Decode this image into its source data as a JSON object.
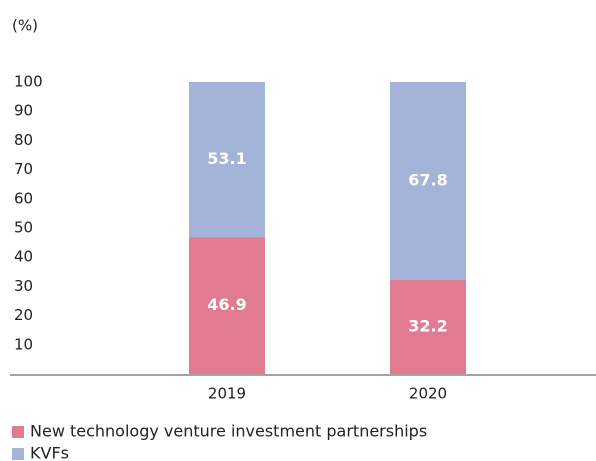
{
  "chart_data": {
    "type": "stacked_bar",
    "y_axis_label": "(%)",
    "categories": [
      "2019",
      "2020"
    ],
    "series": [
      {
        "name": "New technology venture investment partnerships",
        "color": "#e07b91",
        "values": [
          46.9,
          32.2
        ]
      },
      {
        "name": "KVFs",
        "color": "#a3b4d8",
        "values": [
          53.1,
          67.8
        ]
      }
    ],
    "ylim": [
      0,
      100
    ],
    "yticks": [
      10,
      20,
      30,
      40,
      50,
      60,
      70,
      80,
      90,
      100
    ]
  }
}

STATED GOAL:
Write out the data precisely as given, excluding the pictures.

RESPONSE TO THE TASK:
Decode this image into its source data as a JSON object.
{
  "chart_data": {
    "type": "stacked_bar",
    "y_axis_label": "(%)",
    "categories": [
      "2019",
      "2020"
    ],
    "series": [
      {
        "name": "New technology venture investment partnerships",
        "color": "#e07b91",
        "values": [
          46.9,
          32.2
        ]
      },
      {
        "name": "KVFs",
        "color": "#a3b4d8",
        "values": [
          53.1,
          67.8
        ]
      }
    ],
    "ylim": [
      0,
      100
    ],
    "yticks": [
      10,
      20,
      30,
      40,
      50,
      60,
      70,
      80,
      90,
      100
    ]
  }
}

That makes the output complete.